→ **Given instruction**
Look through the records below, and copy out every line that holds the string "name".

→ **Provided data**
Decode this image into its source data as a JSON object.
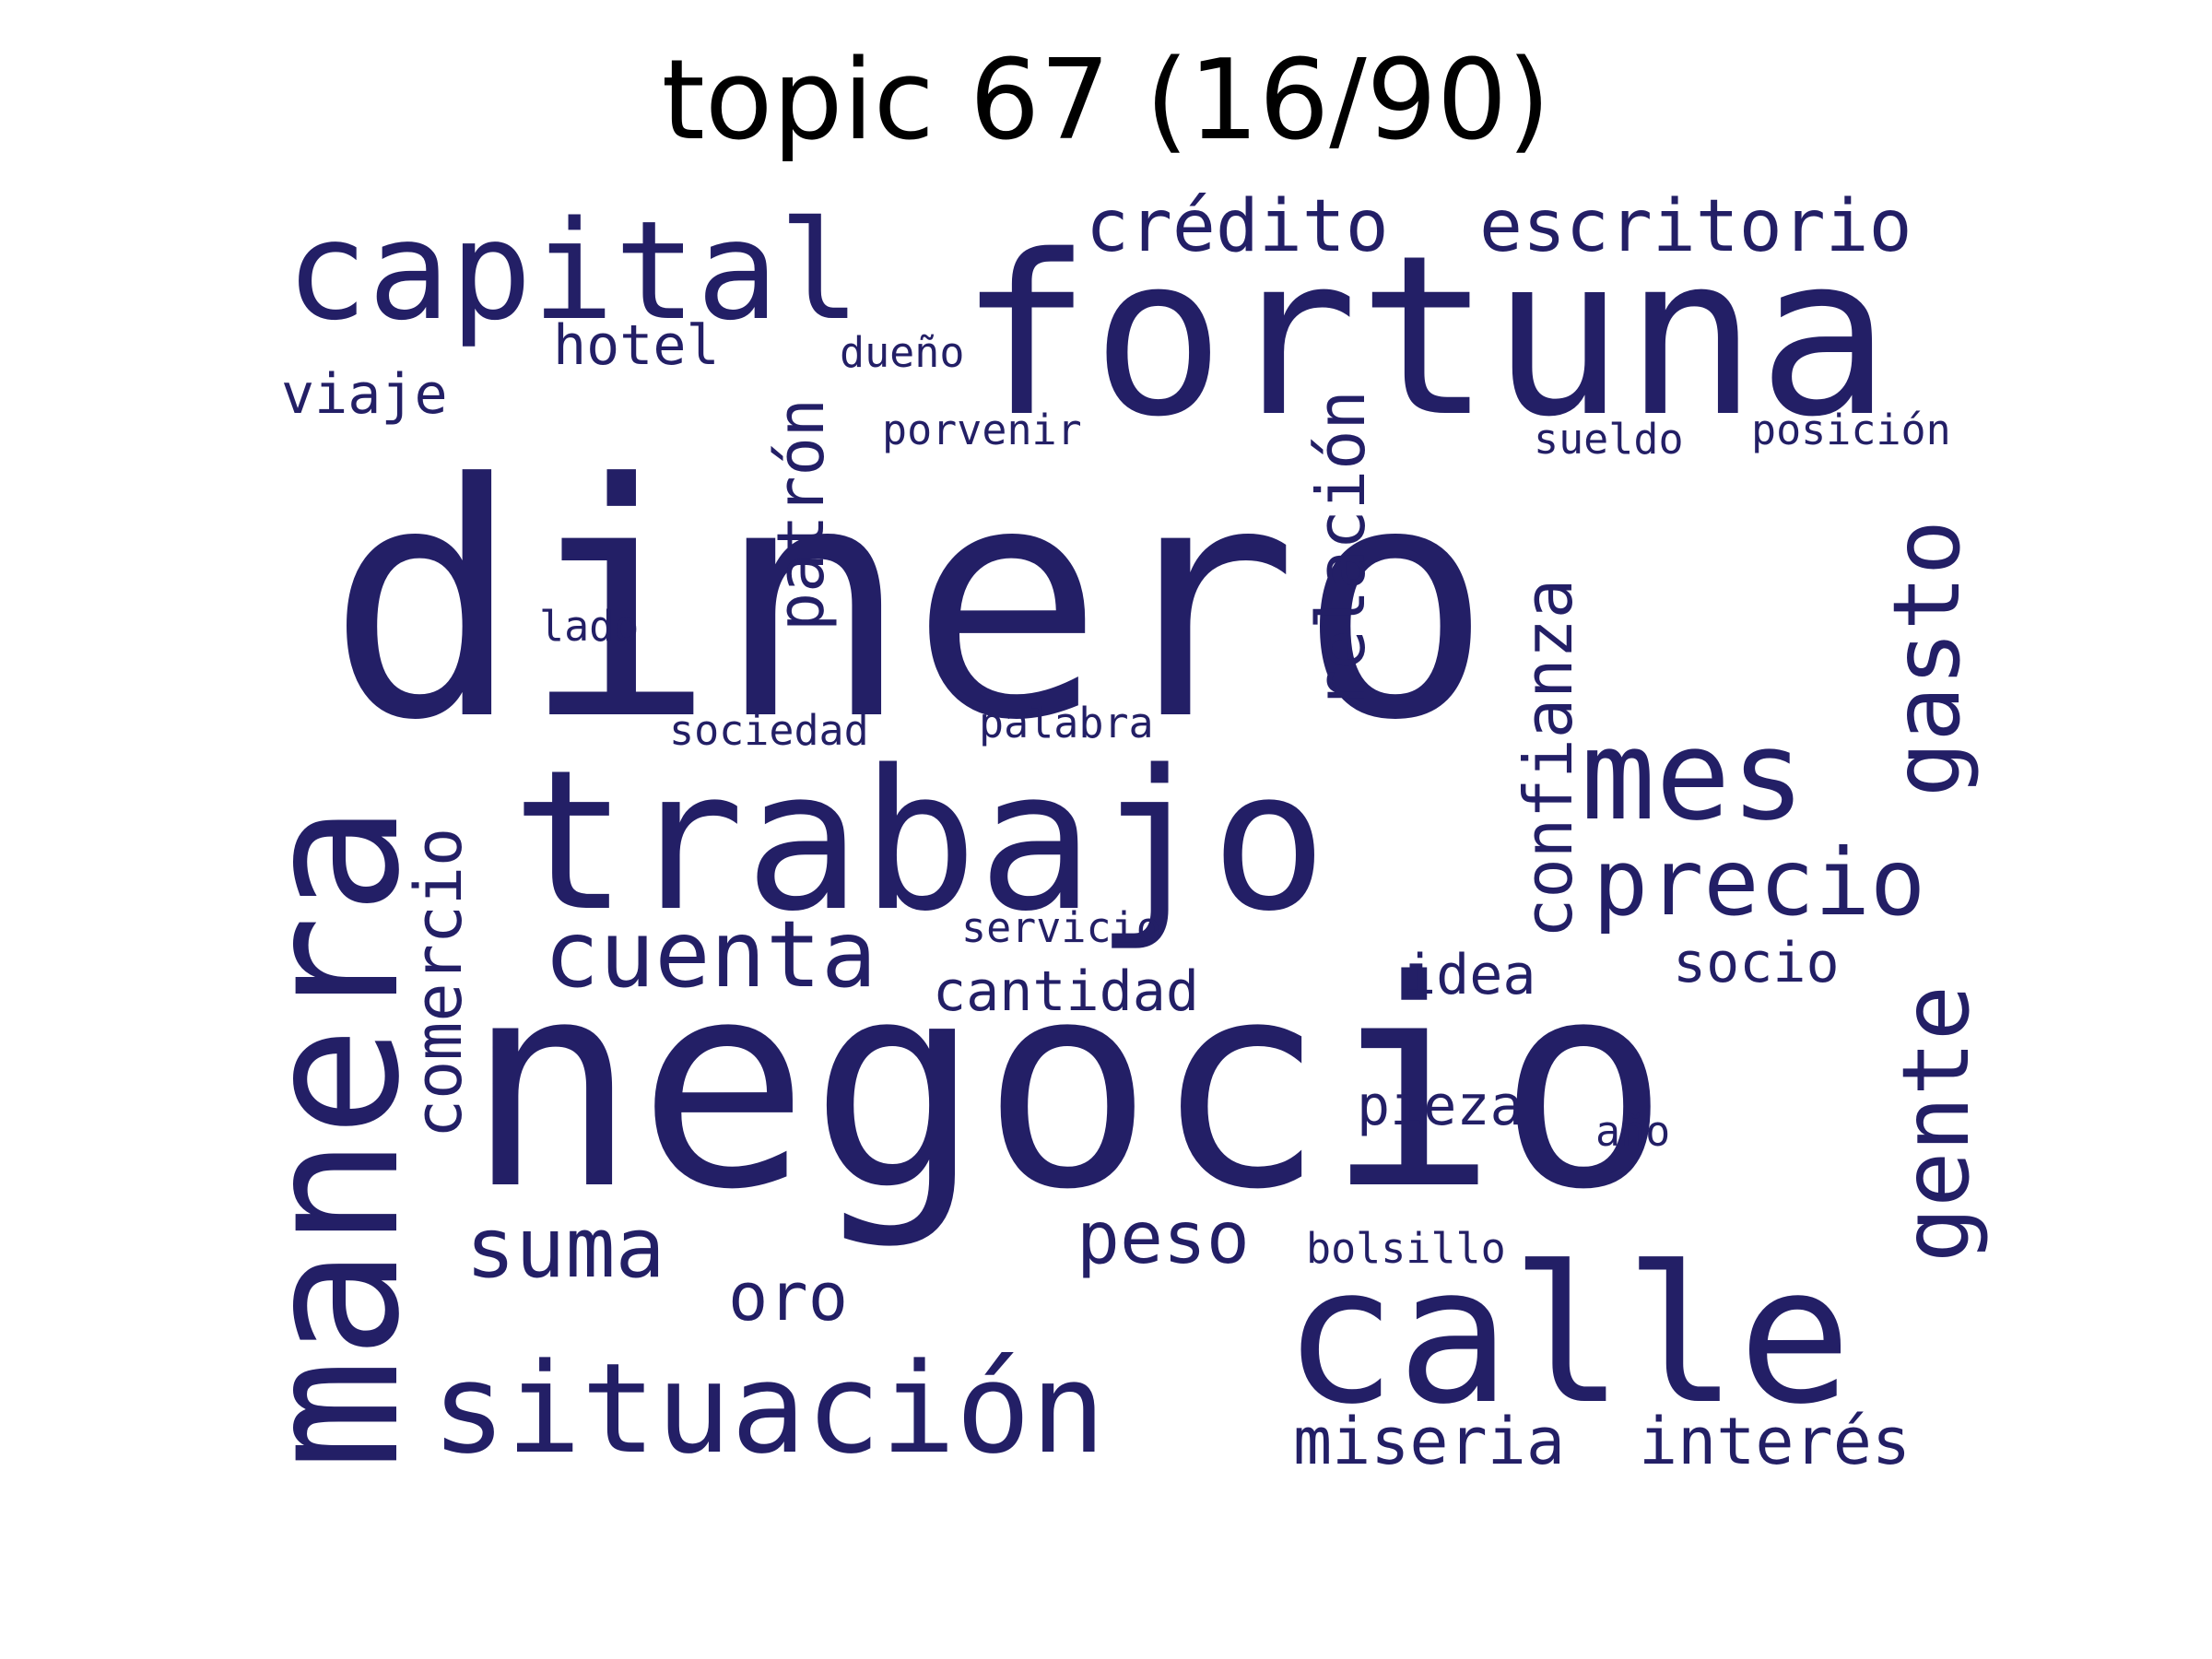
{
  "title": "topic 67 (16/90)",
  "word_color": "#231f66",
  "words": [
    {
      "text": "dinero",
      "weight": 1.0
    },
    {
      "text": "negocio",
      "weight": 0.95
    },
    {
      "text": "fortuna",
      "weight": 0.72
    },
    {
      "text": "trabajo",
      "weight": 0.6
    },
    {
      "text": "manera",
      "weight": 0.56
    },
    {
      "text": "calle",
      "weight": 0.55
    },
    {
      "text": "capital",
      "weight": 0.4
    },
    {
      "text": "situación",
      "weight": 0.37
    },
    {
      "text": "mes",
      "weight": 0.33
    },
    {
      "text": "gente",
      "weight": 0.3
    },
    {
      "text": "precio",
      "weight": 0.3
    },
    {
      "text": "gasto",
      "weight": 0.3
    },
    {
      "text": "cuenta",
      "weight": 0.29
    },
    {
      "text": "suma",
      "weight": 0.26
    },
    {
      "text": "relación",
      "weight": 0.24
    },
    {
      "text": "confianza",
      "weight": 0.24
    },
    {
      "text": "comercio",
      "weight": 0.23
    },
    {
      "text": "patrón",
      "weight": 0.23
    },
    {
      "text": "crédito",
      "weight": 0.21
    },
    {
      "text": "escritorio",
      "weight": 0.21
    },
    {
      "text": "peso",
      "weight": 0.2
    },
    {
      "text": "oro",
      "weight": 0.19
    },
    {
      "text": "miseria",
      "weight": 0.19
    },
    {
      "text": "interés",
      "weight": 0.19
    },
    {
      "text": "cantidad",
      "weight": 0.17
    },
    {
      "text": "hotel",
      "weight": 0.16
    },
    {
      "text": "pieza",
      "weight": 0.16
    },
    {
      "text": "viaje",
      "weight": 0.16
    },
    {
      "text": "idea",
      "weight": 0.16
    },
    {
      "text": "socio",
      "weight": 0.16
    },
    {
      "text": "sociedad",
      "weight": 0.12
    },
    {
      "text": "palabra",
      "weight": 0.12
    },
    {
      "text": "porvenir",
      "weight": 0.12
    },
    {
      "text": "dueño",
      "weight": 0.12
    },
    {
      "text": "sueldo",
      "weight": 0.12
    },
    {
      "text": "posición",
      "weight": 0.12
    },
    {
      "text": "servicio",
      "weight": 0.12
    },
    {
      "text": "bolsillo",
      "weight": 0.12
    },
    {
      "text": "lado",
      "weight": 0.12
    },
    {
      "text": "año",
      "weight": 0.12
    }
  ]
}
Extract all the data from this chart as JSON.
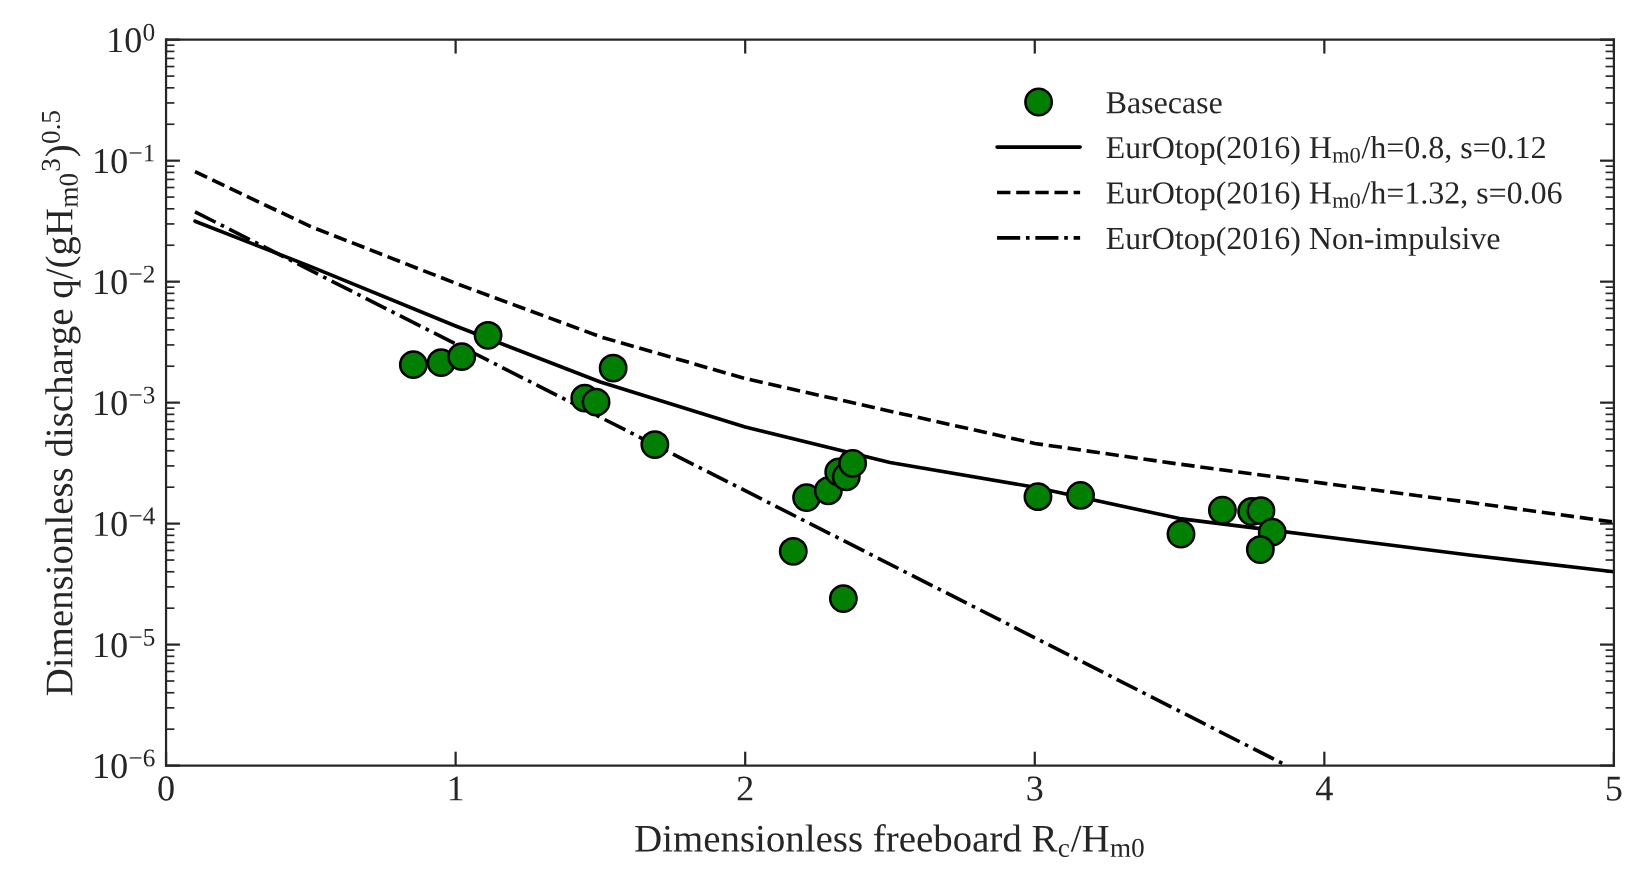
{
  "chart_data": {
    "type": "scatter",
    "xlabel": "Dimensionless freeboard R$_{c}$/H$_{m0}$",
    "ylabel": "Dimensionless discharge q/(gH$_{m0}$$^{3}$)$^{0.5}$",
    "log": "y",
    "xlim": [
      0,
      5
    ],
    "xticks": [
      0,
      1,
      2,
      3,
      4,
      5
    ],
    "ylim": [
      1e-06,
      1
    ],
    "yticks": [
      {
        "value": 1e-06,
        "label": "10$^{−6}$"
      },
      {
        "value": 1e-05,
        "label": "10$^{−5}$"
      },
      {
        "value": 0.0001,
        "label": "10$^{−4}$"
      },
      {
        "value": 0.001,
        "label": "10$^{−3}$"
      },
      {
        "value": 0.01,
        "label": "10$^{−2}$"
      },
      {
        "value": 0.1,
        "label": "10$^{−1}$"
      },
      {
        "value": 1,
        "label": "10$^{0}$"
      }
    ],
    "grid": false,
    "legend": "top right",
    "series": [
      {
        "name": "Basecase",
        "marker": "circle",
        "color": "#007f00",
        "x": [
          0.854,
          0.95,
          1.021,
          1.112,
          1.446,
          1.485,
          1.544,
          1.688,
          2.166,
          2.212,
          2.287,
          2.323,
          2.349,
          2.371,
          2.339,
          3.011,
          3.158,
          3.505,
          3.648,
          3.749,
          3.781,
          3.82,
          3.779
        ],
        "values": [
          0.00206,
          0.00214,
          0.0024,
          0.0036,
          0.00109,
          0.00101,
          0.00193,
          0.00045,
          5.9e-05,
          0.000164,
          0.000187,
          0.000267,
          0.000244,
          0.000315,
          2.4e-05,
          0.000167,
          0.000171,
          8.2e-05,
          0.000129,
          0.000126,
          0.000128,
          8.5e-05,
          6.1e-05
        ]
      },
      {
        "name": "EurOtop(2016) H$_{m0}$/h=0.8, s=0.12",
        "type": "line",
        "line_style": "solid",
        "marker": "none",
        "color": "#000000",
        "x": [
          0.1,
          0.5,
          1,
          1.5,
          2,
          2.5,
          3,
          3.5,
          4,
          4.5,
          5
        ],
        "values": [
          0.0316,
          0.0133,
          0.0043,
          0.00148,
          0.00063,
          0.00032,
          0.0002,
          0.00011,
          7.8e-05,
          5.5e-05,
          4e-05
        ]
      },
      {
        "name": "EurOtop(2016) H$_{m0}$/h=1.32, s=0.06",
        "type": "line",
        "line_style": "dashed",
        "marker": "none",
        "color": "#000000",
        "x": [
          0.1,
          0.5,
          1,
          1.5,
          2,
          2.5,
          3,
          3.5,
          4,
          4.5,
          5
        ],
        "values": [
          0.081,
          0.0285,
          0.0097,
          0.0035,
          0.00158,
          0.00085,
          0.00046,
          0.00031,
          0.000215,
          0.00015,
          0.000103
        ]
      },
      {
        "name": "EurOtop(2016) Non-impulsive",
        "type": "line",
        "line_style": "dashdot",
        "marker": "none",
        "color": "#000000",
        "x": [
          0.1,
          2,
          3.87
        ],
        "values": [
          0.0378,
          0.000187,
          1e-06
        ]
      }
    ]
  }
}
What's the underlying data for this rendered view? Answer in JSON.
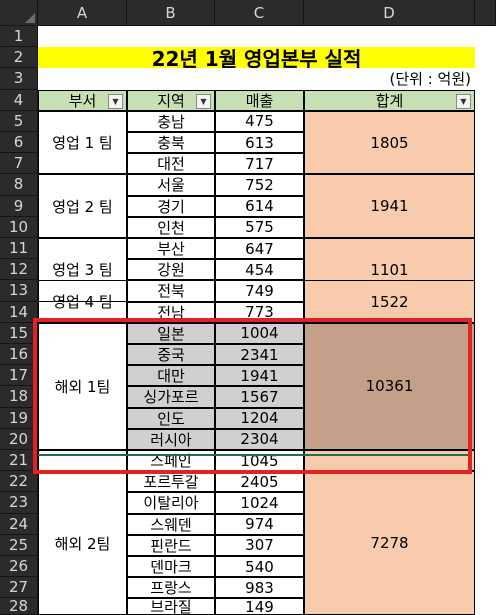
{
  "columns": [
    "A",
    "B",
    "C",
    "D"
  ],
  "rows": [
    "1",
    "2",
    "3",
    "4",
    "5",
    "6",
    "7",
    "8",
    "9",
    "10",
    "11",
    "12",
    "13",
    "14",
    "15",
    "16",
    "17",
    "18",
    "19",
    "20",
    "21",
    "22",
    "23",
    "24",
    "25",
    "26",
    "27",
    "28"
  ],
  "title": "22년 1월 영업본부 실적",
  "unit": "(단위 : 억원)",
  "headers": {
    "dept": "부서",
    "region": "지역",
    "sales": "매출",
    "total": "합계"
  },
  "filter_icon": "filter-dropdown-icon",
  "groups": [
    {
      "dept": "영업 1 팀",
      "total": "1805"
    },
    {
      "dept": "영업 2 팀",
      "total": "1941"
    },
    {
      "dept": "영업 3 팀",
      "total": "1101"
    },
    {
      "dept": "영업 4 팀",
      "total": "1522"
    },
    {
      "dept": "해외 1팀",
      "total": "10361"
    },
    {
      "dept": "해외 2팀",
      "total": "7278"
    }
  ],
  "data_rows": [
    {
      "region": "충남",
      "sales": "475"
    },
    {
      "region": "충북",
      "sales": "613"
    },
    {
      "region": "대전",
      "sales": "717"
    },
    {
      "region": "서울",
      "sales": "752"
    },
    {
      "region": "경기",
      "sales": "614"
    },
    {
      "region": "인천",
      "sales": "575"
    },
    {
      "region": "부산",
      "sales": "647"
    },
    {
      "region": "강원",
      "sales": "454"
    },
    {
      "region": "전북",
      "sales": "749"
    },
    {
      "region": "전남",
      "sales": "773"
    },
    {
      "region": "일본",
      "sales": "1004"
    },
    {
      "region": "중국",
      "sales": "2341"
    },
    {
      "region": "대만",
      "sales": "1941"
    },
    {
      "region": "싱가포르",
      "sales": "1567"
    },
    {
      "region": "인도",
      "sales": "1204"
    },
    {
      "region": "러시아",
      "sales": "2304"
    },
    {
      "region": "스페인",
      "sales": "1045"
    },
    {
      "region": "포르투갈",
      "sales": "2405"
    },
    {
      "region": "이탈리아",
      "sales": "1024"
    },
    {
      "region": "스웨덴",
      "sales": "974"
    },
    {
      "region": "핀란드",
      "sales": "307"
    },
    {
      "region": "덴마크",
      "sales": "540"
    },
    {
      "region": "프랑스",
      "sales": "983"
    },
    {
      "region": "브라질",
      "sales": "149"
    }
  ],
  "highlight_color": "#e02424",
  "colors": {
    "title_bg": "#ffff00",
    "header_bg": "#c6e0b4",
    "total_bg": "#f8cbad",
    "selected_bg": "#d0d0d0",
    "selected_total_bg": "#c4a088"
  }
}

→ **The completed task**
        "name": "Basecase",
        "name": "EurOtop(2016) H$_{m0}$/h=0.8, s=0.12",
        "name": "EurOtop(2016) H$_{m0}$/h=1.32, s=0.06",
        "name": "EurOtop(2016) Non-impulsive",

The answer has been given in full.